▶ [SET TASK]:
Set down every record once more, exactly as given.

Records
---+---

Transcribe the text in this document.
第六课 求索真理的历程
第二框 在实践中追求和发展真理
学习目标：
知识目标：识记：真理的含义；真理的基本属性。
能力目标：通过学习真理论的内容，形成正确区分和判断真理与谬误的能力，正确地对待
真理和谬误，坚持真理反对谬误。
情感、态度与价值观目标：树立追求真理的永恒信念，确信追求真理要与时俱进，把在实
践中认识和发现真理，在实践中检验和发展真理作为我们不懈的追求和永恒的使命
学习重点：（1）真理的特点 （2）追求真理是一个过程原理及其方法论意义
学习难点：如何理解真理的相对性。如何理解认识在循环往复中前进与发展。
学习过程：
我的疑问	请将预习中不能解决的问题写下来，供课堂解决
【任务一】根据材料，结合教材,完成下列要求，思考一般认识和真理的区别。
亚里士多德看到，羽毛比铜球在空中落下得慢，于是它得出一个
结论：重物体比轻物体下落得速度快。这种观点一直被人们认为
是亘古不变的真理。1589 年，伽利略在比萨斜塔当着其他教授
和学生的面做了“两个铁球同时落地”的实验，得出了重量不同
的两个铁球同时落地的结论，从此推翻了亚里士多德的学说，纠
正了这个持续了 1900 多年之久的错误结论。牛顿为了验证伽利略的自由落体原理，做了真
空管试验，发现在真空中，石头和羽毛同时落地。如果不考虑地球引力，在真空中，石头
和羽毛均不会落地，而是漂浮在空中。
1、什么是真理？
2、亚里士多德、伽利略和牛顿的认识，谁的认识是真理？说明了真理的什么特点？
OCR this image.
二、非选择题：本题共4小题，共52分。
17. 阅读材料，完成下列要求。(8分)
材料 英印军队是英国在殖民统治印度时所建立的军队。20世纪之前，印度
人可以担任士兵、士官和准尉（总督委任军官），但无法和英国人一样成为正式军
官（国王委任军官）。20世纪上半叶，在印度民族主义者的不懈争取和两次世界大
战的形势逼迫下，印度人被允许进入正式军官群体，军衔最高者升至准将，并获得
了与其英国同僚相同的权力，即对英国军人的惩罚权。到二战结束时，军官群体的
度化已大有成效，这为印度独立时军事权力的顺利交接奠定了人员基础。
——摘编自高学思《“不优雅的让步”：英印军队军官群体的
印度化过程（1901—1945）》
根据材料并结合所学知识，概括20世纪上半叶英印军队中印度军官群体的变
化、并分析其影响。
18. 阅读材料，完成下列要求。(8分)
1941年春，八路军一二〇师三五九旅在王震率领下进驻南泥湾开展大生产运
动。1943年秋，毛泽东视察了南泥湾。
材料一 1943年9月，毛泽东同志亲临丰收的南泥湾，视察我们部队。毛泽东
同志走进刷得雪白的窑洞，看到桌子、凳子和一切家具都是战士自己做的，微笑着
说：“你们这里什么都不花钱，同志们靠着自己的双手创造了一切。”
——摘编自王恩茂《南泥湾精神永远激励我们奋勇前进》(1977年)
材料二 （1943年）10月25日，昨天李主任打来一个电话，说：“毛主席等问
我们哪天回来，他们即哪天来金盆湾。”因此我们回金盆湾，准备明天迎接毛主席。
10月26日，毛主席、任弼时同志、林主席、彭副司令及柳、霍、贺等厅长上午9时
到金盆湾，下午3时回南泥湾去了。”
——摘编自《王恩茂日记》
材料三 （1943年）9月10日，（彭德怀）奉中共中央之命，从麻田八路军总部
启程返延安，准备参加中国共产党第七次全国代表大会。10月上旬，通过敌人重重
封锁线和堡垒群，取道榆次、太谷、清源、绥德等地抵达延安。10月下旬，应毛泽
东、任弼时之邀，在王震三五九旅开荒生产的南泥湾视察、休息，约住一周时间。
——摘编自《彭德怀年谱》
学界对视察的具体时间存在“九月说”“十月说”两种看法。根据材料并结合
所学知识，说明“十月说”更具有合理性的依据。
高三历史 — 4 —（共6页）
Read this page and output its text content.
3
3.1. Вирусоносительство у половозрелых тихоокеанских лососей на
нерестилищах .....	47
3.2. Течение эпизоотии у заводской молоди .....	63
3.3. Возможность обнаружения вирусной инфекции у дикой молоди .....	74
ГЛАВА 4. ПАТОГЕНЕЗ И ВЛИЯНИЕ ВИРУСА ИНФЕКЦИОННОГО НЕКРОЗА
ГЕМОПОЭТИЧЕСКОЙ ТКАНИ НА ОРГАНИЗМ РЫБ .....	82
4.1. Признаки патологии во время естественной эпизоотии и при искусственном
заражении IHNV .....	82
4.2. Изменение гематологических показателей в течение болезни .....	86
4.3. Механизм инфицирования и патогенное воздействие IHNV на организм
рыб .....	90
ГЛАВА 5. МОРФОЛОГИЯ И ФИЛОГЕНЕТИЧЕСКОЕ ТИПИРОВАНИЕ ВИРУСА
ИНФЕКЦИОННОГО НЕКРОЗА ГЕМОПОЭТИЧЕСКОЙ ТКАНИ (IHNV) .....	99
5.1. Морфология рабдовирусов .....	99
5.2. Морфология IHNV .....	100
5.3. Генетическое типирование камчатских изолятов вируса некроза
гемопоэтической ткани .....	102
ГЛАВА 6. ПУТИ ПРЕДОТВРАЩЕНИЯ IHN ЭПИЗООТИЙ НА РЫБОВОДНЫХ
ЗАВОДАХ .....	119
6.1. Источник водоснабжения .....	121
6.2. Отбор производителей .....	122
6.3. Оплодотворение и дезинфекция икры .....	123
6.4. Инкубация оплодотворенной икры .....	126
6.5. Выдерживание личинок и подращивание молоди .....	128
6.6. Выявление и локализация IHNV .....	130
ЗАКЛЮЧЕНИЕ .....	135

---+---

▶ [WRITTEN SOLUTION]:
Transcribe the text in this document.
第六课 求索真理的历程
第二框 在实践中追求和发展真理
学习目标：
知识目标：识记：真理的含义；真理的基本属性。
能力目标：通过学习真理论的内容，形成正确区分和判断真理与谬误的能力，正确地对待
真理和谬误，坚持真理反对谬误。
情感、态度与价值观目标：树立追求真理的永恒信念，确信追求真理要与时俱进，把在实
践中认识和发现真理，在实践中检验和发展真理作为我们不懈的追求和永恒的使命
学习重点：（1）真理的特点 （2）追求真理是一个过程原理及其方法论意义
学习难点：如何理解真理的相对性。如何理解认识在循环往复中前进与发展。
学习过程：
我的疑问	请将预习中不能解决的问题写下来，供课堂解决
【任务一】根据材料，结合教材,完成下列要求，思考一般认识和真理的区别。
亚里士多德看到，羽毛比铜球在空中落下得慢，于是它得出一个
结论：重物体比轻物体下落得速度快。这种观点一直被人们认为
是亘古不变的真理。1589 年，伽利略在比萨斜塔当着其他教授
和学生的面做了“两个铁球同时落地”的实验，得出了重量不同
的两个铁球同时落地的结论，从此推翻了亚里士多德的学说，纠
正了这个持续了 1900 多年之久的错误结论。牛顿为了验证伽利略的自由落体原理，做了真
空管试验，发现在真空中，石头和羽毛同时落地。如果不考虑地球引力，在真空中，石头
和羽毛均不会落地，而是漂浮在空中。
1、什么是真理？
2、亚里士多德、伽利略和牛顿的认识，谁的认识是真理？说明了真理的什么特点？
OCR this image.
二、非选择题：本题共4小题，共52分。
17. 阅读材料，完成下列要求。(8分)
材料 英印军队是英国在殖民统治印度时所建立的军队。20世纪之前，印度
人可以担任士兵、士官和准尉（总督委任军官），但无法和英国人一样成为正式军
官（国王委任军官）。20世纪上半叶，在印度民族主义者的不懈争取和两次世界大
战的形势逼迫下，印度人被允许进入正式军官群体，军衔最高者升至准将，并获得
了与其英国同僚相同的权力，即对英国军人的惩罚权。到二战结束时，军官群体的
度化已大有成效，这为印度独立时军事权力的顺利交接奠定了人员基础。
——摘编自高学思《“不优雅的让步”：英印军队军官群体的
印度化过程（1901—1945）》
根据材料并结合所学知识，概括20世纪上半叶英印军队中印度军官群体的变
化、并分析其影响。
18. 阅读材料，完成下列要求。(8分)
1941年春，八路军一二〇师三五九旅在王震率领下进驻南泥湾开展大生产运
动。1943年秋，毛泽东视察了南泥湾。
材料一 1943年9月，毛泽东同志亲临丰收的南泥湾，视察我们部队。毛泽东
同志走进刷得雪白的窑洞，看到桌子、凳子和一切家具都是战士自己做的，微笑着
说：“你们这里什么都不花钱，同志们靠着自己的双手创造了一切。”
——摘编自王恩茂《南泥湾精神永远激励我们奋勇前进》(1977年)
材料二 （1943年）10月25日，昨天李主任打来一个电话，说：“毛主席等问
我们哪天回来，他们即哪天来金盆湾。”因此我们回金盆湾，准备明天迎接毛主席。
10月26日，毛主席、任弼时同志、林主席、彭副司令及柳、霍、贺等厅长上午9时
到金盆湾，下午3时回南泥湾去了。”
——摘编自《王恩茂日记》
材料三 （1943年）9月10日，（彭德怀）奉中共中央之命，从麻田八路军总部
启程返延安，准备参加中国共产党第七次全国代表大会。10月上旬，通过敌人重重
封锁线和堡垒群，取道榆次、太谷、清源、绥德等地抵达延安。10月下旬，应毛泽
东、任弼时之邀，在王震三五九旅开荒生产的南泥湾视察、休息，约住一周时间。
——摘编自《彭德怀年谱》
学界对视察的具体时间存在“九月说”“十月说”两种看法。根据材料并结合
所学知识，说明“十月说”更具有合理性的依据。
高三历史 — 4 —（共6页）
Read this page and output its text content.
3
3.1. Вирусоносительство у половозрелых тихоокеанских лососей на
нерестилищах .....	47
3.2. Течение эпизоотии у заводской молоди .....	63
3.3. Возможность обнаружения вирусной инфекции у дикой молоди .....	74
ГЛАВА 4. ПАТОГЕНЕЗ И ВЛИЯНИЕ ВИРУСА ИНФЕКЦИОННОГО НЕКРОЗА
ГЕМОПОЭТИЧЕСКОЙ ТКАНИ НА ОРГАНИЗМ РЫБ .....	82
4.1. Признаки патологии во время естественной эпизоотии и при искусственном
заражении IHNV .....	82
4.2. Изменение гематологических показателей в течение болезни .....	86
4.3. Механизм инфицирования и патогенное воздействие IHNV на организм
рыб .....	90
ГЛАВА 5. МОРФОЛОГИЯ И ФИЛОГЕНЕТИЧЕСКОЕ ТИПИРОВАНИЕ ВИРУСА
ИНФЕКЦИОННОГО НЕКРОЗА ГЕМОПОЭТИЧЕСКОЙ ТКАНИ (IHNV) .....	99
5.1. Морфология рабдовирусов .....	99
5.2. Морфология IHNV .....	100
5.3. Генетическое типирование камчатских изолятов вируса некроза
гемопоэтической ткани .....	102
ГЛАВА 6. ПУТИ ПРЕДОТВРАЩЕНИЯ IHN ЭПИЗООТИЙ НА РЫБОВОДНЫХ
ЗАВОДАХ .....	119
6.1. Источник водоснабжения .....	121
6.2. Отбор производителей .....	122
6.3. Оплодотворение и дезинфекция икры .....	123
6.4. Инкубация оплодотворенной икры .....	126
6.5. Выдерживание личинок и подращивание молоди .....	128
6.6. Выявление и локализация IHNV .....	130
ЗАКЛЮЧЕНИЕ .....	135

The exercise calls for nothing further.